_YOUR INSTRUCTIONS_. Your task is to copy every record exactly.

Recorded data:

- - -

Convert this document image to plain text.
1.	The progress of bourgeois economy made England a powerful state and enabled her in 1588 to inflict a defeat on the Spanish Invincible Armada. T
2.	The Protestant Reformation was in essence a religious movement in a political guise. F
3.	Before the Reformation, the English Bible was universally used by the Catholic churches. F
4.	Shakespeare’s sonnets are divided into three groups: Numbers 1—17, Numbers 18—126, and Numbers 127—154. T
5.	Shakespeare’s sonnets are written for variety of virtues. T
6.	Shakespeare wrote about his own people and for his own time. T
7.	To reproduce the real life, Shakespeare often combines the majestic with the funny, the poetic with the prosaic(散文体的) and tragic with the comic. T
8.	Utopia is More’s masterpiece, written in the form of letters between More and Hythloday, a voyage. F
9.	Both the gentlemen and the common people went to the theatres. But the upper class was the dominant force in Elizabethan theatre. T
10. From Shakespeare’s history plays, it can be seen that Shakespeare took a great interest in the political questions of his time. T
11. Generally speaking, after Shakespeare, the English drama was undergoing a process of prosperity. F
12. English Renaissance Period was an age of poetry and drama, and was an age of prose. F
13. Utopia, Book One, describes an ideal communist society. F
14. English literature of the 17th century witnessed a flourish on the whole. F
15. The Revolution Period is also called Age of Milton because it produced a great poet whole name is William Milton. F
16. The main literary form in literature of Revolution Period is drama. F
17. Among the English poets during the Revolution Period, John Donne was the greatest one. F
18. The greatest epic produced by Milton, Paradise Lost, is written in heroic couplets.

- - -

_ANSWER IN FULL_.
Convert this document image to plain text.
1.	The progress of bourgeois economy made England a powerful state and enabled her in 1588 to inflict a defeat on the Spanish Invincible Armada. T
2.	The Protestant Reformation was in essence a religious movement in a political guise. F
3.	Before the Reformation, the English Bible was universally used by the Catholic churches. F
4.	Shakespeare’s sonnets are divided into three groups: Numbers 1—17, Numbers 18—126, and Numbers 127—154. T
5.	Shakespeare’s sonnets are written for variety of virtues. T
6.	Shakespeare wrote about his own people and for his own time. T
7.	To reproduce the real life, Shakespeare often combines the majestic with the funny, the poetic with the prosaic(散文体的) and tragic with the comic. T
8.	Utopia is More’s masterpiece, written in the form of letters between More and Hythloday, a voyage. F
9.	Both the gentlemen and the common people went to the theatres. But the upper class was the dominant force in Elizabethan theatre. T
10. From Shakespeare’s history plays, it can be seen that Shakespeare took a great interest in the political questions of his time. T
11. Generally speaking, after Shakespeare, the English drama was undergoing a process of prosperity. F
12. English Renaissance Period was an age of poetry and drama, and was an age of prose. F
13. Utopia, Book One, describes an ideal communist society. F
14. English literature of the 17th century witnessed a flourish on the whole. F
15. The Revolution Period is also called Age of Milton because it produced a great poet whole name is William Milton. F
16. The main literary form in literature of Revolution Period is drama. F
17. Among the English poets during the Revolution Period, John Donne was the greatest one. F
18. The greatest epic produced by Milton, Paradise Lost, is written in heroic couplets.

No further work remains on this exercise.